Nuestra Política de Calidad

ASPANAEX entiende que la calidad no es una cuestión de elección organizacional, es fruto irremediable del derecho de las personas a una vida digna, una vida de calidad y plena ciudadanía, es un compromiso basado en la ética.

ASPANAEX entiende la calidad como una obligación que emana del derecho de las personas a recibir, tras ser escuchadas y/o captadas sus necesidades y expectativas, apoyos dignos y significativos para sus vidas, es por tanto el resultado de la interacción de tres componentes esenciales

Calidad de vida

Entendida como la satisfacción de las necesidades y expectativas de los usuarios, familias, profesionales y otros grupos de interés; mejorando la calidad de los servicios a través de las siguientes dimensiones de la persona: Bienestar emocional, desarrollo personal, relaciones interpersonales, bienestar físico, bienestar material, autodeterminación, inclusión y derechos. Este modelo de calidad de vida representa hoy una contribución clave en el ámbito de la educación, de la salud y de los servicios sociales.

- - - - - - -

¿Puedes copiar tal cual la parte de la política de calidad de ASPANAEX que va desde "ASPANAEX entiende que" hasta "en la ética.", incluidas ambas?

**Entradas del conjunto de datos:**
- - - - - - -

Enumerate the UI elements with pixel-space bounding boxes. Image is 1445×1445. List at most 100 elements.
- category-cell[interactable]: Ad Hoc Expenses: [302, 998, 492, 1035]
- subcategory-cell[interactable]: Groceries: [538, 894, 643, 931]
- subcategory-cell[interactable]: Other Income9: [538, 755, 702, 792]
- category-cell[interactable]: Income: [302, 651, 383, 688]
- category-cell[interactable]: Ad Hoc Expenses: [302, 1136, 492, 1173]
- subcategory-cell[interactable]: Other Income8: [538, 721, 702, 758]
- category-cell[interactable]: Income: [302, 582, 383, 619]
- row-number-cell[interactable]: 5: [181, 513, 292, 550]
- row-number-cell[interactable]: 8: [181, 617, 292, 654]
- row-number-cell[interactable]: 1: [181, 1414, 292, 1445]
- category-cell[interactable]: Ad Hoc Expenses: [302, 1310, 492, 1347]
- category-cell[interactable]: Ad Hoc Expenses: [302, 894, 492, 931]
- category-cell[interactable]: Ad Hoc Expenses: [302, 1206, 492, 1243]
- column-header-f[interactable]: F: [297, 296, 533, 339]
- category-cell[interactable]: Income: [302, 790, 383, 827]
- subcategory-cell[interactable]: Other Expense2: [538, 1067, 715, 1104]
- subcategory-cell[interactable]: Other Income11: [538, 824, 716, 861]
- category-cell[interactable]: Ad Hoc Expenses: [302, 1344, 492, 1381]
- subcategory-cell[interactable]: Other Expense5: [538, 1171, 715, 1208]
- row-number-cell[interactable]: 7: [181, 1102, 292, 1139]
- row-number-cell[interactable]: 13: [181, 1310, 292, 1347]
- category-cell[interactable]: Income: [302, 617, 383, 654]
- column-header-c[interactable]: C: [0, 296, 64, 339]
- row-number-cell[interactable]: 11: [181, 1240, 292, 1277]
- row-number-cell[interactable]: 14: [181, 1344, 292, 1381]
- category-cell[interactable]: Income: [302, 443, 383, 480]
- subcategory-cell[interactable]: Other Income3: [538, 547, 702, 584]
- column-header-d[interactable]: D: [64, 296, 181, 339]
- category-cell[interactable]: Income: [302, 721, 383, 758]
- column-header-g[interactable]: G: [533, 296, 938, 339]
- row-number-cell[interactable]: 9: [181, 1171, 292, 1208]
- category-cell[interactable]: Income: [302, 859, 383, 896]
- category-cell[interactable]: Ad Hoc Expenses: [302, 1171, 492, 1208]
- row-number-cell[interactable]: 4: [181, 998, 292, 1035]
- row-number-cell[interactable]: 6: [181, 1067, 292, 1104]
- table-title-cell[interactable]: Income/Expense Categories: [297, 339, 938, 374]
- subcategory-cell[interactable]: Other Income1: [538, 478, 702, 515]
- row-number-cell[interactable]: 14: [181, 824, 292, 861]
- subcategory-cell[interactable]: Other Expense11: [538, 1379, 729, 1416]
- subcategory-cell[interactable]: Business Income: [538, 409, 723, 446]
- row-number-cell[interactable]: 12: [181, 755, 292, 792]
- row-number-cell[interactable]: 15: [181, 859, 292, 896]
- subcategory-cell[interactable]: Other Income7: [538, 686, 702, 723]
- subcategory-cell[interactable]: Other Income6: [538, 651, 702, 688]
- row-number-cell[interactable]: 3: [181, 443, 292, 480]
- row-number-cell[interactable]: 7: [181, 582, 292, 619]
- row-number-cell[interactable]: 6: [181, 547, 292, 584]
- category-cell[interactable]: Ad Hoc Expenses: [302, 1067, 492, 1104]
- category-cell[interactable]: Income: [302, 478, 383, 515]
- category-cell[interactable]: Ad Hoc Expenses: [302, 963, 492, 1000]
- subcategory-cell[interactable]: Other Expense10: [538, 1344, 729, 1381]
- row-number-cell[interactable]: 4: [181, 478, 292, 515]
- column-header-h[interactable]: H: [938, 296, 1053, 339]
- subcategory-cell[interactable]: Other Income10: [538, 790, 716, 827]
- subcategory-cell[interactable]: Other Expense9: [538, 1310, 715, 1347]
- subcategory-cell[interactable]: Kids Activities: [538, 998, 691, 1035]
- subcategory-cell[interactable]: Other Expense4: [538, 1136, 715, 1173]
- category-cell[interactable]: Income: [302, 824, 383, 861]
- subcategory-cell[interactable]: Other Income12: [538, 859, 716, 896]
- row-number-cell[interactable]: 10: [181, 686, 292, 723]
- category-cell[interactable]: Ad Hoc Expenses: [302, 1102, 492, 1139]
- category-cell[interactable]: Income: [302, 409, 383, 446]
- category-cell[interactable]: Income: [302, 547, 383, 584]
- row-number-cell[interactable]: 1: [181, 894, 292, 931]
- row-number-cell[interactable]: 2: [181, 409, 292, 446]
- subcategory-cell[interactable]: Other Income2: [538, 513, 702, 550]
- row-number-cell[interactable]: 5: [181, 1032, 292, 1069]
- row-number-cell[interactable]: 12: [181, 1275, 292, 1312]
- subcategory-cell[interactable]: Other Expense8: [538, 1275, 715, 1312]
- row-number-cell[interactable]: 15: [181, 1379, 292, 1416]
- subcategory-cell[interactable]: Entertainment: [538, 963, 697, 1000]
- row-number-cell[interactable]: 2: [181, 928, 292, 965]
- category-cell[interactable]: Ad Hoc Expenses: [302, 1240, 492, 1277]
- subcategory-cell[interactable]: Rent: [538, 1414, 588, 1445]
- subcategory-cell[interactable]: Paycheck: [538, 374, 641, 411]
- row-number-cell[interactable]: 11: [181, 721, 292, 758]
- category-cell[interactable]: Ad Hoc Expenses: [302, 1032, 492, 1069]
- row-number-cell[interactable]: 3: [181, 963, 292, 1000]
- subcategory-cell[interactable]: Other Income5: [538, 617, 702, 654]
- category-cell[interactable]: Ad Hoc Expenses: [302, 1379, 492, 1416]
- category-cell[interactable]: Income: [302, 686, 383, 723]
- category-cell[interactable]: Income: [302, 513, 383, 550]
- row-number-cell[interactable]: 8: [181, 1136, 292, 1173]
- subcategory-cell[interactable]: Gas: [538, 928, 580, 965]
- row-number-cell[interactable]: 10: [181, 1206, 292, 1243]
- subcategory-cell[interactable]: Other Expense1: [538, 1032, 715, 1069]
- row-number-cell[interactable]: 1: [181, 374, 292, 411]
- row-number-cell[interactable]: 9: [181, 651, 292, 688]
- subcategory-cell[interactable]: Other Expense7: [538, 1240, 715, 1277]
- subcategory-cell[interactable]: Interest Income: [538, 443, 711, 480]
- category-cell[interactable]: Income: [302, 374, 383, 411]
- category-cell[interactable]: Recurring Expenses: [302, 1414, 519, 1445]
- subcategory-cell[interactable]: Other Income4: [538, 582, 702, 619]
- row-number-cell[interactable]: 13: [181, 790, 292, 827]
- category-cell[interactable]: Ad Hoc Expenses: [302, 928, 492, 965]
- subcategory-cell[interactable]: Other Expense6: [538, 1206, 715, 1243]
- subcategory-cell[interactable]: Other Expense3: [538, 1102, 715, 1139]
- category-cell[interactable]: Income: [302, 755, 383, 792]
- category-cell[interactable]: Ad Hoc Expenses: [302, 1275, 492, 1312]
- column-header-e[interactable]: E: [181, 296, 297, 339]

- - - - - - -

**Respuesta esperada:**
ASPANAEX entiende que la calidad no es una cuestión de elección organizacional, es fruto irremediable del derecho de las personas a una vida digna, una vida de calidad y plena ciudadanía, es un compromiso basado en la ética.